### TASK DIRECTIONS
Go through the records and extract every line with the word "screenshot".

-- Start INPUT --

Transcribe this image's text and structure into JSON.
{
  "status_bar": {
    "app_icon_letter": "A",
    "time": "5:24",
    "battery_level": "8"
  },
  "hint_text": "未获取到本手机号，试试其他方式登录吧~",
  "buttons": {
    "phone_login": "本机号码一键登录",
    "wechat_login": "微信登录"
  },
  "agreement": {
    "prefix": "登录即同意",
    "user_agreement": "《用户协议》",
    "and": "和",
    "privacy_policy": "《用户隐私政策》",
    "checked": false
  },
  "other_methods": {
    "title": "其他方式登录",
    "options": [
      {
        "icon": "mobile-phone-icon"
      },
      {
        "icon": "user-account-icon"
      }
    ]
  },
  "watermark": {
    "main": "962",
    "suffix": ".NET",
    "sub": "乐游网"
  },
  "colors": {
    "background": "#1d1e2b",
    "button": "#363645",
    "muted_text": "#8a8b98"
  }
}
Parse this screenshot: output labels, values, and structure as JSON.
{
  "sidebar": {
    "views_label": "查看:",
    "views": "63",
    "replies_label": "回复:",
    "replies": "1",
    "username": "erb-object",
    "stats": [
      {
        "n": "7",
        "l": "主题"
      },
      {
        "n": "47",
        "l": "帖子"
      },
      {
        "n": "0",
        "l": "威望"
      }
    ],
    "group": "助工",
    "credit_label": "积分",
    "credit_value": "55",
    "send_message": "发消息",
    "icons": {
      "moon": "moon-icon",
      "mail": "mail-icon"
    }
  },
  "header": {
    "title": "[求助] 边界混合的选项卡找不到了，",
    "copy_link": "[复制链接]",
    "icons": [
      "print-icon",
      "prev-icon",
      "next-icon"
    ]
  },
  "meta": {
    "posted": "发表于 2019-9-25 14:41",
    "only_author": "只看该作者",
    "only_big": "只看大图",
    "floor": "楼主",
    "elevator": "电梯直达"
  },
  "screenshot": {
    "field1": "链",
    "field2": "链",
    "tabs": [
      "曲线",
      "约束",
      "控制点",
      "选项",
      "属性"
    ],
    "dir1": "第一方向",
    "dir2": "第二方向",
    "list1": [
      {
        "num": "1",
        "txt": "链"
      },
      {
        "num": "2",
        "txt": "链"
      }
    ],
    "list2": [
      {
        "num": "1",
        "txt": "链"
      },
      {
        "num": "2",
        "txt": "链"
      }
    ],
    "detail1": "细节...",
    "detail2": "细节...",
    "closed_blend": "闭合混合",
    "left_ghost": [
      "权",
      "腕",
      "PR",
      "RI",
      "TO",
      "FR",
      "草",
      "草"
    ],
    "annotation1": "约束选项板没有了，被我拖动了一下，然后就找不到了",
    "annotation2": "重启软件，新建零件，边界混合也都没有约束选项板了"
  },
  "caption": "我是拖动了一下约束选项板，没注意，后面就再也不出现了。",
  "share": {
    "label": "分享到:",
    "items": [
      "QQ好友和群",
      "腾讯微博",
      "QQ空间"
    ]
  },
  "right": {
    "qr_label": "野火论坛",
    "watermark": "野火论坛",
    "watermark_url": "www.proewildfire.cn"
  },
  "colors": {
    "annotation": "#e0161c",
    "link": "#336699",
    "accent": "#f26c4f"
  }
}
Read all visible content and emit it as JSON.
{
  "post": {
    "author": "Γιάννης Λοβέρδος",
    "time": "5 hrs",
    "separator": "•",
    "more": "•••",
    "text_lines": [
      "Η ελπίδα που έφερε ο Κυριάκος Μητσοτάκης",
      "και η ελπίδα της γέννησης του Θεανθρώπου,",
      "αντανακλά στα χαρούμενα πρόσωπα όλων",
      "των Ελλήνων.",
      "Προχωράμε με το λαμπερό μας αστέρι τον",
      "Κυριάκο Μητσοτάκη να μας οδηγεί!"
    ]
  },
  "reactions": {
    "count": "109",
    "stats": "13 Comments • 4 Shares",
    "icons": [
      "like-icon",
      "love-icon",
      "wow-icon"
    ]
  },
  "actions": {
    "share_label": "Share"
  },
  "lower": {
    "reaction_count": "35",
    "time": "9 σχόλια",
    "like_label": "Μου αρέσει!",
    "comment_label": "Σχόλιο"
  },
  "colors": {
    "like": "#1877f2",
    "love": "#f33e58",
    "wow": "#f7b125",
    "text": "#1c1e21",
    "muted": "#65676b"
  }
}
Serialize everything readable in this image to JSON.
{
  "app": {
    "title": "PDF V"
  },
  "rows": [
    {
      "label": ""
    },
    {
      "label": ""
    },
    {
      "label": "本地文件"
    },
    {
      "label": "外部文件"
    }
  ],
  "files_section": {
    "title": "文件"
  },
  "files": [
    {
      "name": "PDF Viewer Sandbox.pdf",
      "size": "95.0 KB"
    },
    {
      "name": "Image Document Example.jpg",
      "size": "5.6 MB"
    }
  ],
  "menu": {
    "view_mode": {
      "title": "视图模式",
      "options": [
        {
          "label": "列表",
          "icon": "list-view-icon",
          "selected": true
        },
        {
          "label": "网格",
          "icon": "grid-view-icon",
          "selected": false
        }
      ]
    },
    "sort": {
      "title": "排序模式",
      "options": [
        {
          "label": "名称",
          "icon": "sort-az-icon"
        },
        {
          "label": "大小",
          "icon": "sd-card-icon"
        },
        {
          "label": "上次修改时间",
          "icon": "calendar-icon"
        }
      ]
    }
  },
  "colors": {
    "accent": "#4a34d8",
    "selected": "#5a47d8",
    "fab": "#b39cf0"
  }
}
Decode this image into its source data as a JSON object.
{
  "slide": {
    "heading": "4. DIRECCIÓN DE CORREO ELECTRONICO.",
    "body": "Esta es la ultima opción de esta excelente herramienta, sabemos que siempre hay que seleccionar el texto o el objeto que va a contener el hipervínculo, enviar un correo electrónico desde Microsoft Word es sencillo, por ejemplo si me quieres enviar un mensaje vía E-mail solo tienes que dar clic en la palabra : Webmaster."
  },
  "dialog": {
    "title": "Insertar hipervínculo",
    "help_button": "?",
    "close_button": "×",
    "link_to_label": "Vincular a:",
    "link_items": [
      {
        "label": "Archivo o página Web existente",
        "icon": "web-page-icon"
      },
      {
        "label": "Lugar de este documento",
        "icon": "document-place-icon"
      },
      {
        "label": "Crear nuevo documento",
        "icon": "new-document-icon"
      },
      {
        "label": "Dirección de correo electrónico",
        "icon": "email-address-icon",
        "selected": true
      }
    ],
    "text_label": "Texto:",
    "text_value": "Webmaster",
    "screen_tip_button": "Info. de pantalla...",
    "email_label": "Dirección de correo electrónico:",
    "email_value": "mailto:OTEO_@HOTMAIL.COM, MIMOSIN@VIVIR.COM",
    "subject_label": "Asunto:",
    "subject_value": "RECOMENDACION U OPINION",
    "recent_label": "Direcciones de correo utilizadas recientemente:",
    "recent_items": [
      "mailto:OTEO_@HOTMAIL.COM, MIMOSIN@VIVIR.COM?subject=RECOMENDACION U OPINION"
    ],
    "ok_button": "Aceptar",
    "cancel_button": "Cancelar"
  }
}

-- End INPUT --

### RESPONSE TO THIS EXERCISE
Parse this screenshot: output labels, values, and structure as JSON.
  "screenshot": {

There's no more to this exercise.